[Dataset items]
+++
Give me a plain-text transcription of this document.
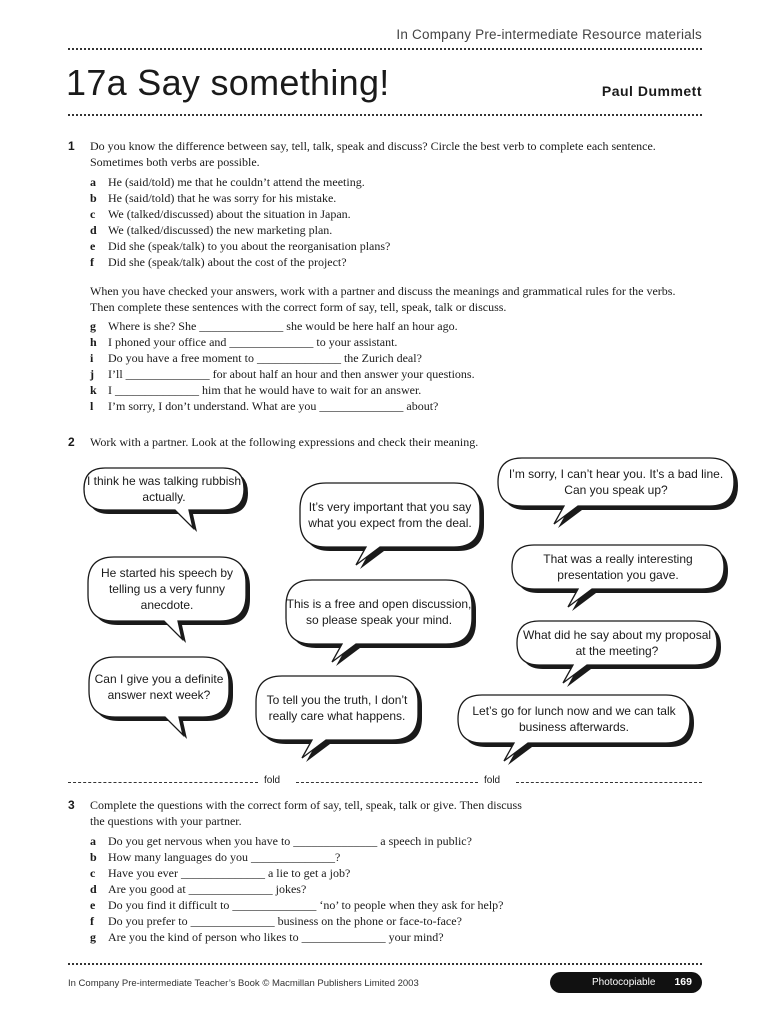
In Company Pre-intermediate Resource materials
17a Say something!	Paul Dummett
1 Do you know the difference between say, tell, talk, speak and discuss? Circle the best verb to complete each sentence. Sometimes both verbs are possible.
a He (said/told) me that he couldn’t attend the meeting.
b He (said/told) that he was sorry for his mistake.
c We (talked/discussed) about the situation in Japan.
d We (talked/discussed) the new marketing plan.
e Did she (speak/talk) to you about the reorganisation plans?
f Did she (speak/talk) about the cost of the project?
When you have checked your answers, work with a partner and discuss the meanings and grammatical rules for the verbs. Then complete these sentences with the correct form of say, tell, speak, talk or discuss.
g Where is she? She ______________ she would be here half an hour ago.
h I phoned your office and ______________ to your assistant.
i Do you have a free moment to ______________ the Zurich deal?
j I’ll ______________ for about half an hour and then answer your questions.
k I ______________ him that he would have to wait for an answer.
l I’m sorry, I don’t understand. What are you ______________ about?
2 Work with a partner. Look at the following expressions and check their meaning.
I think he was talking rubbish actually.
It’s very important that you say what you expect from the deal.
I’m sorry, I can’t hear you. It’s a bad line. Can you speak up?
He started his speech by telling us a very funny anecdote.	This is a free and open discussion, so please speak your mind.
That was a really interesting presentation you gave.
What did he say about my proposal at the meeting?
Can I give you a definite answer next week?	To tell you the truth, I don’t really care what happens.	Let’s go for lunch now and we can talk business afterwards.
fold	fold
3 Complete the questions with the correct form of say, tell, speak, talk or give. Then discuss the questions with your partner.
a Do you get nervous when you have to ______________ a speech in public?
b How many languages do you ______________?
c Have you ever ______________ a lie to get a job?
d Are you good at ______________ jokes?
e Do you find it difficult to ______________ ‘no’ to people when they ask for help?
f Do you prefer to ______________ business on the phone or face-to-face?
g Are you the kind of person who likes to ______________ your mind?
In Company Pre-intermediate Teacher’s Book © Macmillan Publishers Limited 2003	Photocopiable 169
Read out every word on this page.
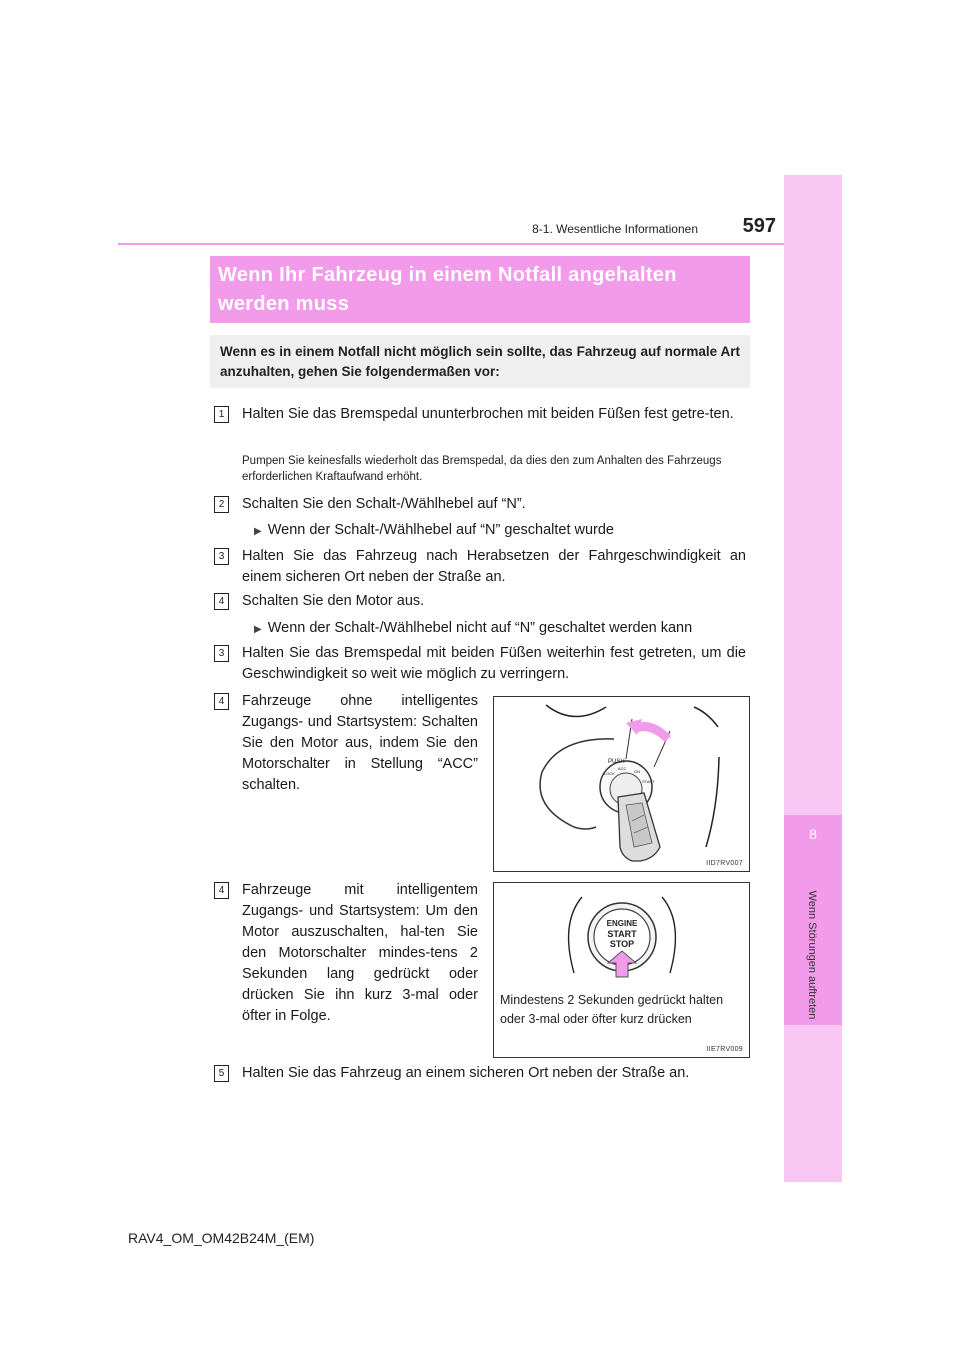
8
Wenn Störungen auftreten
8-1. Wesentliche Informationen	597
Wenn Ihr Fahrzeug in einem Notfall angehalten werden muss
Wenn es in einem Notfall nicht möglich sein sollte, das Fahrzeug auf normale Art anzuhalten, gehen Sie folgendermaßen vor:
1	Halten Sie das Bremspedal ununterbrochen mit beiden Füßen fest getre-ten.
Pumpen Sie keinesfalls wiederholt das Bremspedal, da dies den zum Anhalten des Fahrzeugs erforderlichen Kraftaufwand erhöht.
2	Schalten Sie den Schalt-/Wählhebel auf “N”.
▶ Wenn der Schalt-/Wählhebel auf “N” geschaltet wurde
3	Halten Sie das Fahrzeug nach Herabsetzen der Fahrgeschwindigkeit an einem sicheren Ort neben der Straße an.
4	Schalten Sie den Motor aus.
▶ Wenn der Schalt-/Wählhebel nicht auf “N” geschaltet werden kann
3	Halten Sie das Bremspedal mit beiden Füßen weiterhin fest getreten, um die Geschwindigkeit so weit wie möglich zu verringern.
4	Fahrzeuge ohne intelligentes Zugangs- und Startsystem: Schalten Sie den Motor aus, indem Sie den Motorschalter in Stellung “ACC” schalten.
PUSH
LOCK
ACC
ON
START
IID7RV007
4	Fahrzeuge mit intelligentem Zugangs- und Startsystem: Um den Motor auszuschalten, hal-ten Sie den Motorschalter mindes-tens 2 Sekunden lang gedrückt oder drücken Sie ihn kurz 3-mal oder öfter in Folge.
ENGINE
START
STOP
Mindestens 2 Sekunden gedrückt halten
oder 3-mal oder öfter kurz drücken
IIE7RV009
5	Halten Sie das Fahrzeug an einem sicheren Ort neben der Straße an.
RAV4_OM_OM42B24M_(EM)
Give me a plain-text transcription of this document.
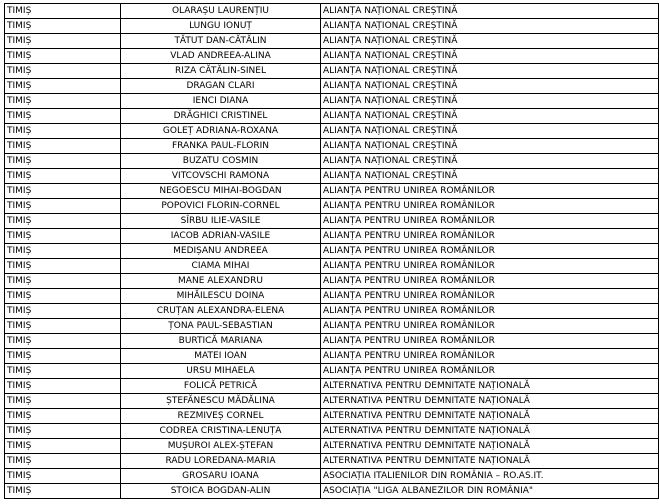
TIMIȘ	OLARAȘU LAURENȚIU	ALIANȚA NAȚIONAL CREȘTINĂ
TIMIȘ	LUNGU IONUȚ	ALIANȚA NAȚIONAL CREȘTINĂ
TIMIȘ	TĂTUT DAN-CĂTĂLIN	ALIANȚA NAȚIONAL CREȘTINĂ
TIMIȘ	VLAD ANDREEA-ALINA	ALIANȚA NAȚIONAL CREȘTINĂ
TIMIȘ	RIZA CĂTĂLIN-SINEL	ALIANȚA NAȚIONAL CREȘTINĂ
TIMIȘ	DRAGAN CLARI	ALIANȚA NAȚIONAL CREȘTINĂ
TIMIȘ	IENCI DIANA	ALIANȚA NAȚIONAL CREȘTINĂ
TIMIȘ	DRĂGHICI CRISTINEL	ALIANȚA NAȚIONAL CREȘTINĂ
TIMIȘ	GOLEȚ ADRIANA-ROXANA	ALIANȚA NAȚIONAL CREȘTINĂ
TIMIȘ	FRANKA PAUL-FLORIN	ALIANȚA NAȚIONAL CREȘTINĂ
TIMIȘ	BUZATU COSMIN	ALIANȚA NAȚIONAL CREȘTINĂ
TIMIȘ	VITCOVSCHI RAMONA	ALIANȚA NAȚIONAL CREȘTINĂ
TIMIȘ	NEGOESCU MIHAI-BOGDAN	ALIANȚA PENTRU UNIREA ROMÂNILOR
TIMIȘ	POPOVICI FLORIN-CORNEL	ALIANȚA PENTRU UNIREA ROMÂNILOR
TIMIȘ	SÎRBU ILIE-VASILE	ALIANȚA PENTRU UNIREA ROMÂNILOR
TIMIȘ	IACOB ADRIAN-VASILE	ALIANȚA PENTRU UNIREA ROMÂNILOR
TIMIȘ	MEDIȘANU ANDREEA	ALIANȚA PENTRU UNIREA ROMÂNILOR
TIMIȘ	CIAMA MIHAI	ALIANȚA PENTRU UNIREA ROMÂNILOR
TIMIȘ	MANE ALEXANDRU	ALIANȚA PENTRU UNIREA ROMÂNILOR
TIMIȘ	MIHĂILESCU DOINA	ALIANȚA PENTRU UNIREA ROMÂNILOR
TIMIȘ	CRUȚAN ALEXANDRA-ELENA	ALIANȚA PENTRU UNIREA ROMÂNILOR
TIMIȘ	ȚONA PAUL-SEBASTIAN	ALIANȚA PENTRU UNIREA ROMÂNILOR
TIMIȘ	BURTICĂ MARIANA	ALIANȚA PENTRU UNIREA ROMÂNILOR
TIMIȘ	MATEI IOAN	ALIANȚA PENTRU UNIREA ROMÂNILOR
TIMIȘ	URSU MIHAELA	ALIANȚA PENTRU UNIREA ROMÂNILOR
TIMIȘ	FOLICĂ PETRICĂ	ALTERNATIVA PENTRU DEMNITATE NAȚIONALĂ
TIMIȘ	ȘTEFĂNESCU MĂDĂLINA	ALTERNATIVA PENTRU DEMNITATE NAȚIONALĂ
TIMIȘ	REZMIVEȘ CORNEL	ALTERNATIVA PENTRU DEMNITATE NAȚIONALĂ
TIMIȘ	CODREA CRISTINA-LENUȚA	ALTERNATIVA PENTRU DEMNITATE NAȚIONALĂ
TIMIȘ	MUȘUROI ALEX-ȘTEFAN	ALTERNATIVA PENTRU DEMNITATE NAȚIONALĂ
TIMIȘ	RADU LOREDANA-MARIA	ALTERNATIVA PENTRU DEMNITATE NAȚIONALĂ
TIMIȘ	GROSARU IOANA	ASOCIAȚIA ITALIENILOR DIN ROMÂNIA – RO.AS.IT.
TIMIȘ	STOICA BOGDAN-ALIN	ASOCIAȚIA "LIGA ALBANEZILOR DIN ROMÂNIA"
+++
> [Stated problem]: State the number of lines in the preceding entries that include the word "Wählhebel". Provide nothing else.

> [Written solution]: 3